▶ **Your goal**
Output a single figure: the number of lines in which the word "icon" appears.

▶ **Entries**
----------------------------------------

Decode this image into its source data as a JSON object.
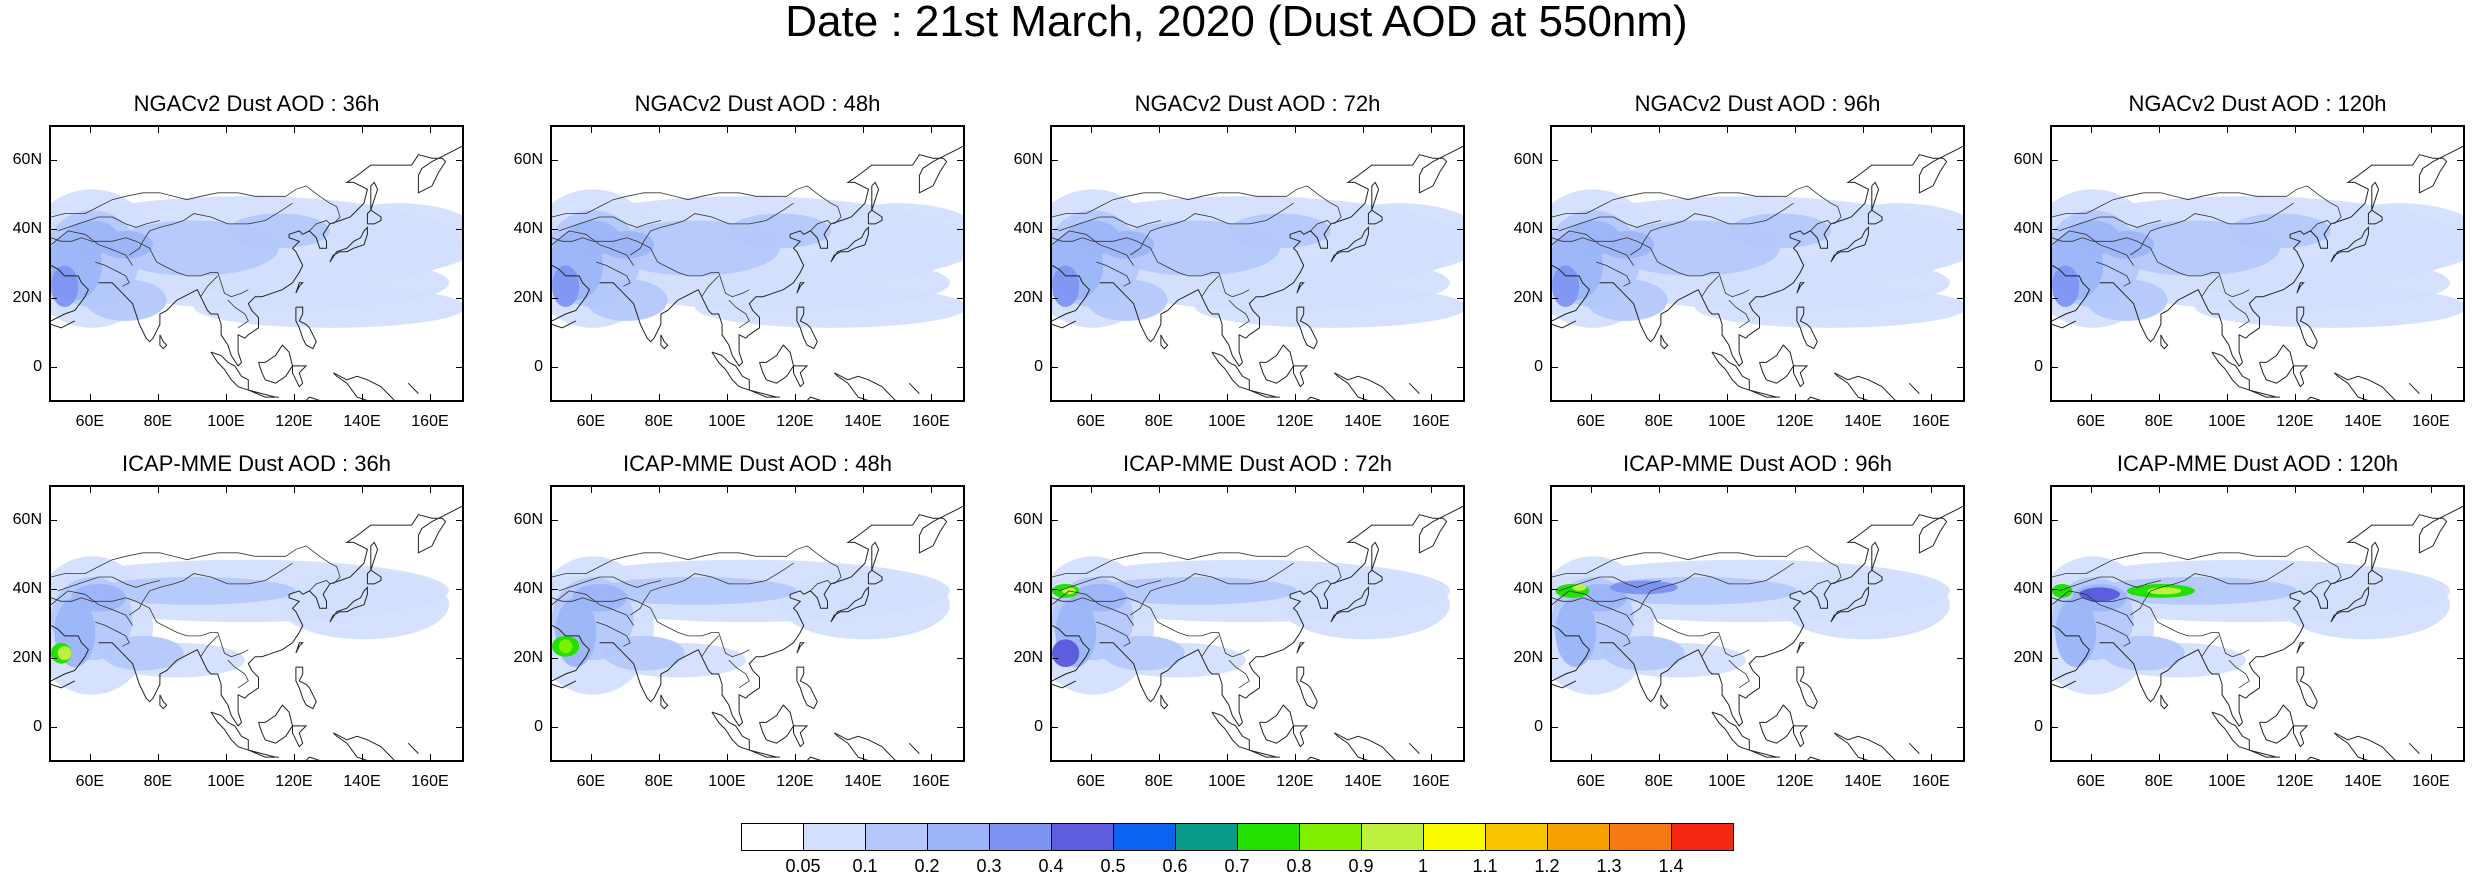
{
  "title": "Date : 21st March, 2020 (Dust AOD at 550nm)",
  "lat_ticks": [
    "60N",
    "40N",
    "20N",
    "0"
  ],
  "lon_ticks": [
    "60E",
    "80E",
    "100E",
    "120E",
    "140E",
    "160E"
  ],
  "panels": [
    {
      "title": "NGACv2 Dust AOD : 36h",
      "model": "NGACv2",
      "lead": "36h"
    },
    {
      "title": "NGACv2 Dust AOD : 48h",
      "model": "NGACv2",
      "lead": "48h"
    },
    {
      "title": "NGACv2 Dust AOD : 72h",
      "model": "NGACv2",
      "lead": "72h"
    },
    {
      "title": "NGACv2 Dust AOD : 96h",
      "model": "NGACv2",
      "lead": "96h"
    },
    {
      "title": "NGACv2 Dust AOD : 120h",
      "model": "NGACv2",
      "lead": "120h"
    },
    {
      "title": "ICAP-MME Dust AOD : 36h",
      "model": "ICAP-MME",
      "lead": "36h"
    },
    {
      "title": "ICAP-MME Dust AOD : 48h",
      "model": "ICAP-MME",
      "lead": "48h"
    },
    {
      "title": "ICAP-MME Dust AOD : 72h",
      "model": "ICAP-MME",
      "lead": "72h"
    },
    {
      "title": "ICAP-MME Dust AOD : 96h",
      "model": "ICAP-MME",
      "lead": "96h"
    },
    {
      "title": "ICAP-MME Dust AOD : 120h",
      "model": "ICAP-MME",
      "lead": "120h"
    }
  ],
  "map_extent": {
    "lon_min": 48,
    "lon_max": 170,
    "lat_min": -10,
    "lat_max": 70
  },
  "colorbar": {
    "labels": [
      "0.05",
      "0.1",
      "0.2",
      "0.3",
      "0.4",
      "0.5",
      "0.6",
      "0.7",
      "0.8",
      "0.9",
      "1",
      "1.1",
      "1.2",
      "1.3",
      "1.4"
    ],
    "colors": [
      "#ffffff",
      "#d3dffd",
      "#b4c8fb",
      "#9db5f8",
      "#7e94f2",
      "#5c5ddf",
      "#0a64f0",
      "#0a9a8a",
      "#22e000",
      "#7ef000",
      "#bef040",
      "#fafa00",
      "#f8c400",
      "#f7a100",
      "#f57a14",
      "#f52814"
    ]
  }
}
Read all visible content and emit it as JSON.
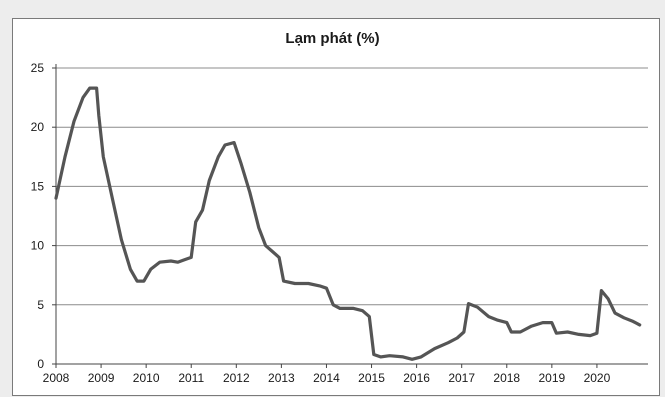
{
  "chart_data": {
    "type": "line",
    "title": "Lạm phát (%)",
    "xlabel": "",
    "ylabel": "",
    "ylim": [
      0,
      25
    ],
    "yticks": [
      0,
      5,
      10,
      15,
      20,
      25
    ],
    "xlim": [
      2008.0,
      2021.0
    ],
    "xtick_labels": [
      "2008",
      "2009",
      "2010",
      "2011",
      "2012",
      "2013",
      "2014",
      "2015",
      "2016",
      "2017",
      "2018",
      "2019",
      "2020"
    ],
    "grid": true,
    "legend": "none",
    "series": [
      {
        "color": "#555555",
        "points": [
          [
            2008.0,
            14.0
          ],
          [
            2008.2,
            17.5
          ],
          [
            2008.4,
            20.5
          ],
          [
            2008.6,
            22.5
          ],
          [
            2008.75,
            23.3
          ],
          [
            2008.9,
            23.3
          ],
          [
            2008.95,
            21.0
          ],
          [
            2009.05,
            17.5
          ],
          [
            2009.25,
            14.0
          ],
          [
            2009.45,
            10.5
          ],
          [
            2009.65,
            8.0
          ],
          [
            2009.8,
            7.0
          ],
          [
            2009.95,
            7.0
          ],
          [
            2010.1,
            8.0
          ],
          [
            2010.3,
            8.6
          ],
          [
            2010.55,
            8.7
          ],
          [
            2010.7,
            8.6
          ],
          [
            2010.85,
            8.8
          ],
          [
            2011.0,
            9.0
          ],
          [
            2011.1,
            12.0
          ],
          [
            2011.25,
            13.0
          ],
          [
            2011.4,
            15.5
          ],
          [
            2011.6,
            17.5
          ],
          [
            2011.75,
            18.5
          ],
          [
            2011.95,
            18.7
          ],
          [
            2012.1,
            17.0
          ],
          [
            2012.3,
            14.5
          ],
          [
            2012.5,
            11.5
          ],
          [
            2012.65,
            10.0
          ],
          [
            2012.8,
            9.5
          ],
          [
            2012.95,
            9.0
          ],
          [
            2013.05,
            7.0
          ],
          [
            2013.3,
            6.8
          ],
          [
            2013.6,
            6.8
          ],
          [
            2013.85,
            6.6
          ],
          [
            2014.0,
            6.4
          ],
          [
            2014.15,
            5.0
          ],
          [
            2014.3,
            4.7
          ],
          [
            2014.6,
            4.7
          ],
          [
            2014.8,
            4.5
          ],
          [
            2014.95,
            4.0
          ],
          [
            2015.05,
            0.8
          ],
          [
            2015.2,
            0.6
          ],
          [
            2015.4,
            0.7
          ],
          [
            2015.7,
            0.6
          ],
          [
            2015.9,
            0.4
          ],
          [
            2016.1,
            0.6
          ],
          [
            2016.4,
            1.3
          ],
          [
            2016.7,
            1.8
          ],
          [
            2016.9,
            2.2
          ],
          [
            2017.05,
            2.7
          ],
          [
            2017.15,
            5.1
          ],
          [
            2017.35,
            4.8
          ],
          [
            2017.6,
            4.0
          ],
          [
            2017.8,
            3.7
          ],
          [
            2018.0,
            3.5
          ],
          [
            2018.1,
            2.7
          ],
          [
            2018.3,
            2.7
          ],
          [
            2018.55,
            3.2
          ],
          [
            2018.8,
            3.5
          ],
          [
            2019.0,
            3.5
          ],
          [
            2019.1,
            2.6
          ],
          [
            2019.35,
            2.7
          ],
          [
            2019.6,
            2.5
          ],
          [
            2019.85,
            2.4
          ],
          [
            2020.0,
            2.6
          ],
          [
            2020.1,
            6.2
          ],
          [
            2020.25,
            5.5
          ],
          [
            2020.4,
            4.3
          ],
          [
            2020.6,
            3.9
          ],
          [
            2020.8,
            3.6
          ],
          [
            2020.95,
            3.3
          ]
        ]
      }
    ]
  }
}
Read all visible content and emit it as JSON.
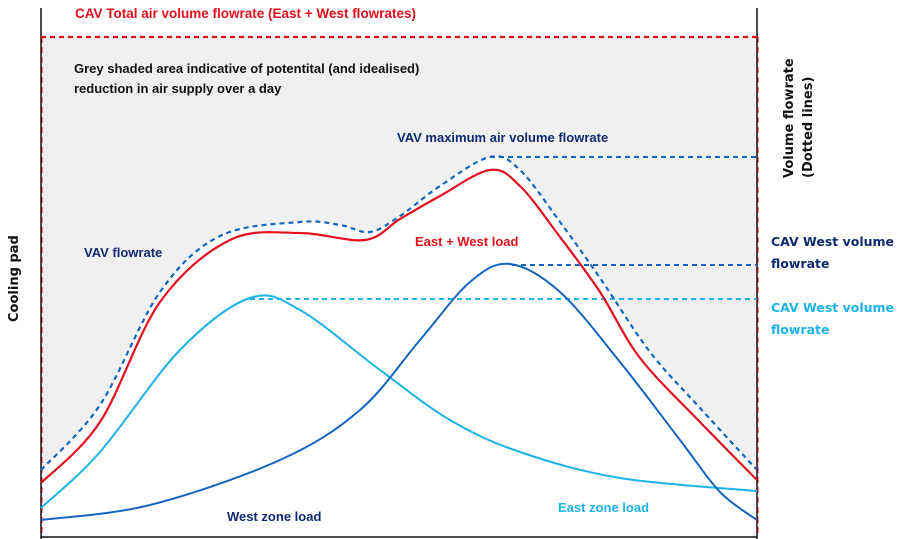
{
  "labels": {
    "cav_total": "CAV Total air volume flowrate (East + West flowrates)",
    "grey_note_line1": "Grey shaded area indicative of potentital (and idealised)",
    "grey_note_line2": "reduction in air supply over a day",
    "vav_max": "VAV maximum air volume flowrate",
    "vav_flowrate": "VAV flowrate",
    "east_west_load": "East + West load",
    "west_zone_load": "West zone load",
    "east_zone_load": "East zone load",
    "cav_west_dark_line1": "CAV West volume",
    "cav_west_dark_line2": "flowrate",
    "cav_west_light_line1": "CAV West volume",
    "cav_west_light_line2": "flowrate",
    "y_axis_left": "Cooling pad",
    "y_axis_right_line1": "Volume flowrate",
    "y_axis_right_line2": "(Dotted lines)"
  },
  "colors": {
    "red": "#e3101f",
    "navy": "#0f2a6e",
    "blue": "#1565c0",
    "cyan": "#1cb4e6",
    "grey_fill": "#f0f0f0"
  }
}
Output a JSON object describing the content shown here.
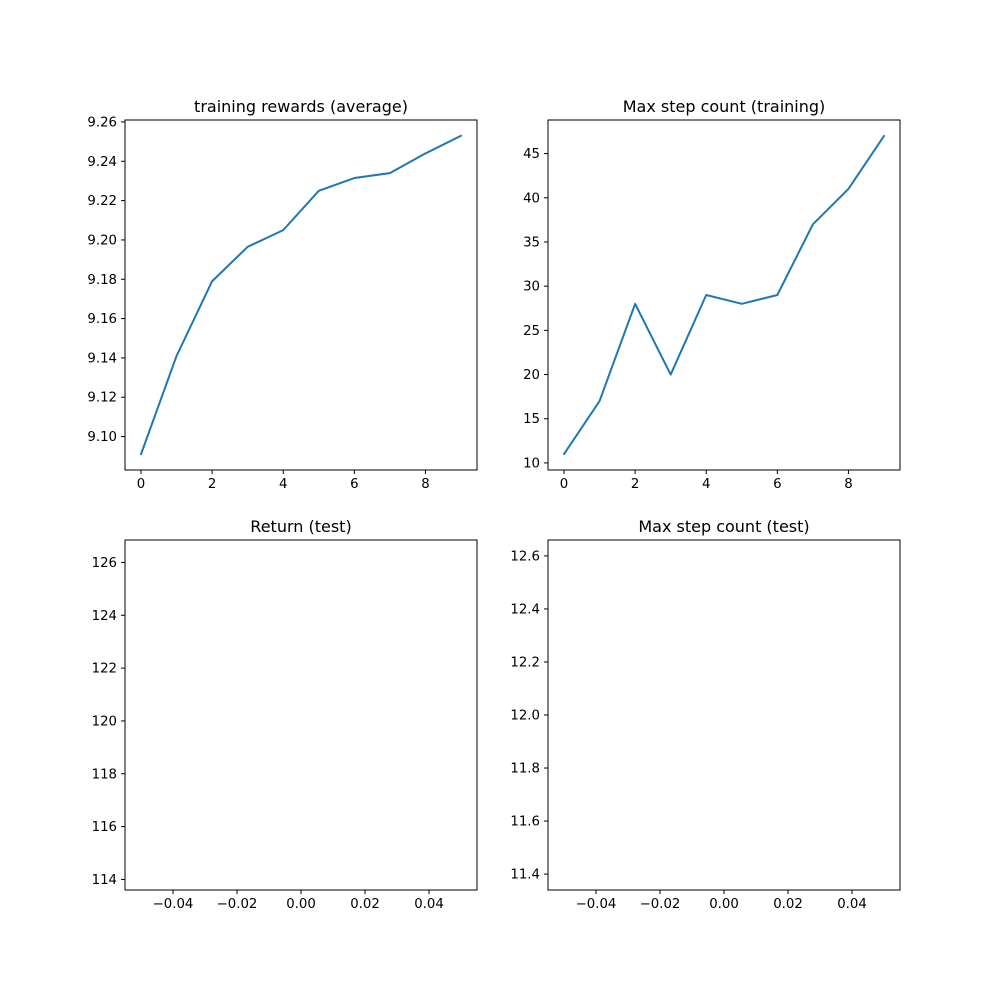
{
  "chart_data": [
    {
      "type": "line",
      "title": "training rewards (average)",
      "xlabel": "",
      "ylabel": "",
      "x": [
        0,
        1,
        2,
        3,
        4,
        5,
        6,
        7,
        8,
        9
      ],
      "series": [
        {
          "values": [
            9.091,
            9.141,
            9.179,
            9.1965,
            9.205,
            9.225,
            9.2315,
            9.234,
            9.244,
            9.253
          ]
        }
      ],
      "xlim": [
        -0.45,
        9.45
      ],
      "ylim": [
        9.083,
        9.261
      ],
      "xticks": [
        0,
        2,
        4,
        6,
        8
      ],
      "yticks": [
        9.1,
        9.12,
        9.14,
        9.16,
        9.18,
        9.2,
        9.22,
        9.24,
        9.26
      ],
      "xtick_labels": [
        "0",
        "2",
        "4",
        "6",
        "8"
      ],
      "ytick_labels": [
        "9.10",
        "9.12",
        "9.14",
        "9.16",
        "9.18",
        "9.20",
        "9.22",
        "9.24",
        "9.26"
      ],
      "grid": false
    },
    {
      "type": "line",
      "title": "Max step count (training)",
      "xlabel": "",
      "ylabel": "",
      "x": [
        0,
        1,
        2,
        3,
        4,
        5,
        6,
        7,
        8,
        9
      ],
      "series": [
        {
          "values": [
            11,
            17,
            28,
            20,
            29,
            28,
            29,
            37,
            41,
            47
          ]
        }
      ],
      "xlim": [
        -0.45,
        9.45
      ],
      "ylim": [
        9.2,
        48.8
      ],
      "xticks": [
        0,
        2,
        4,
        6,
        8
      ],
      "yticks": [
        10,
        15,
        20,
        25,
        30,
        35,
        40,
        45
      ],
      "xtick_labels": [
        "0",
        "2",
        "4",
        "6",
        "8"
      ],
      "ytick_labels": [
        "10",
        "15",
        "20",
        "25",
        "30",
        "35",
        "40",
        "45"
      ],
      "grid": false
    },
    {
      "type": "line",
      "title": "Return (test)",
      "xlabel": "",
      "ylabel": "",
      "x": [],
      "series": [
        {
          "values": []
        }
      ],
      "xlim": [
        -0.055,
        0.055
      ],
      "ylim": [
        113.6,
        126.85
      ],
      "xticks": [
        -0.04,
        -0.02,
        0.0,
        0.02,
        0.04
      ],
      "yticks": [
        114,
        116,
        118,
        120,
        122,
        124,
        126
      ],
      "xtick_labels": [
        "−0.04",
        "−0.02",
        "0.00",
        "0.02",
        "0.04"
      ],
      "ytick_labels": [
        "114",
        "116",
        "118",
        "120",
        "122",
        "124",
        "126"
      ],
      "grid": false
    },
    {
      "type": "line",
      "title": "Max step count (test)",
      "xlabel": "",
      "ylabel": "",
      "x": [],
      "series": [
        {
          "values": []
        }
      ],
      "xlim": [
        -0.055,
        0.055
      ],
      "ylim": [
        11.34,
        12.66
      ],
      "xticks": [
        -0.04,
        -0.02,
        0.0,
        0.02,
        0.04
      ],
      "yticks": [
        11.4,
        11.6,
        11.8,
        12.0,
        12.2,
        12.4,
        12.6
      ],
      "xtick_labels": [
        "−0.04",
        "−0.02",
        "0.00",
        "0.02",
        "0.04"
      ],
      "ytick_labels": [
        "11.4",
        "11.6",
        "11.8",
        "12.0",
        "12.2",
        "12.4",
        "12.6"
      ],
      "grid": false
    }
  ],
  "colors": {
    "line": "#1f77b4",
    "axes": "#000000",
    "background": "#ffffff"
  }
}
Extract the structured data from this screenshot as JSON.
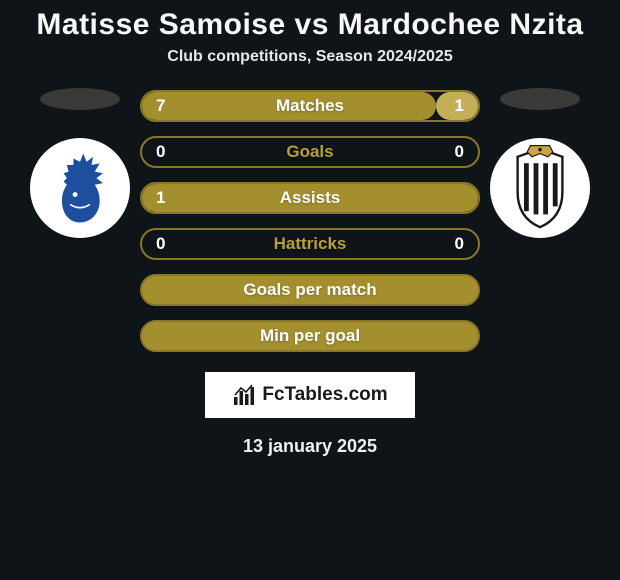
{
  "title": "Matisse Samoise vs Mardochee Nzita",
  "subtitle": "Club competitions, Season 2024/2025",
  "date": "13 january 2025",
  "footer_brand": "FcTables.com",
  "colors": {
    "background": "#0f1419",
    "bar_primary": "#a48f2f",
    "bar_border": "#887726",
    "bar_accent_right": "#c2af58",
    "label_fg": "#ffffff",
    "label_gold": "#b79f3a",
    "flag_ellipse": "#3a3a39",
    "badge_bg": "#ffffff",
    "chief_blue": "#1d4f9e",
    "charleroi_stroke": "#1a1a1a",
    "charleroi_gold": "#c9a63e"
  },
  "left_club": {
    "name": "KAA Gent",
    "icon": "chief-head-icon"
  },
  "right_club": {
    "name": "Sporting Charleroi",
    "icon": "zebra-crest-icon"
  },
  "stats": [
    {
      "label": "Matches",
      "left_value": "7",
      "right_value": "1",
      "left_pct": 87.5,
      "right_pct": 12.5,
      "label_color": "#ffffff",
      "fill_left_color": "#a48f2f",
      "fill_right_color": "#c2af58",
      "bg": "transparent"
    },
    {
      "label": "Goals",
      "left_value": "0",
      "right_value": "0",
      "left_pct": 0,
      "right_pct": 0,
      "label_color": "#b79f3a",
      "fill_left_color": "#a48f2f",
      "fill_right_color": "#a48f2f",
      "bg": "transparent"
    },
    {
      "label": "Assists",
      "left_value": "1",
      "right_value": "",
      "left_pct": 100,
      "right_pct": 0,
      "label_color": "#ffffff",
      "fill_left_color": "#a48f2f",
      "fill_right_color": "#a48f2f",
      "bg": "transparent"
    },
    {
      "label": "Hattricks",
      "left_value": "0",
      "right_value": "0",
      "left_pct": 0,
      "right_pct": 0,
      "label_color": "#b79f3a",
      "fill_left_color": "#a48f2f",
      "fill_right_color": "#a48f2f",
      "bg": "transparent"
    },
    {
      "label": "Goals per match",
      "left_value": "",
      "right_value": "",
      "left_pct": 100,
      "right_pct": 0,
      "label_color": "#ffffff",
      "fill_left_color": "#a48f2f",
      "fill_right_color": "#a48f2f",
      "bg": "#a48f2f"
    },
    {
      "label": "Min per goal",
      "left_value": "",
      "right_value": "",
      "left_pct": 100,
      "right_pct": 0,
      "label_color": "#ffffff",
      "fill_left_color": "#a48f2f",
      "fill_right_color": "#a48f2f",
      "bg": "#a48f2f"
    }
  ]
}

----------------------------------------

▶ **Task result**
2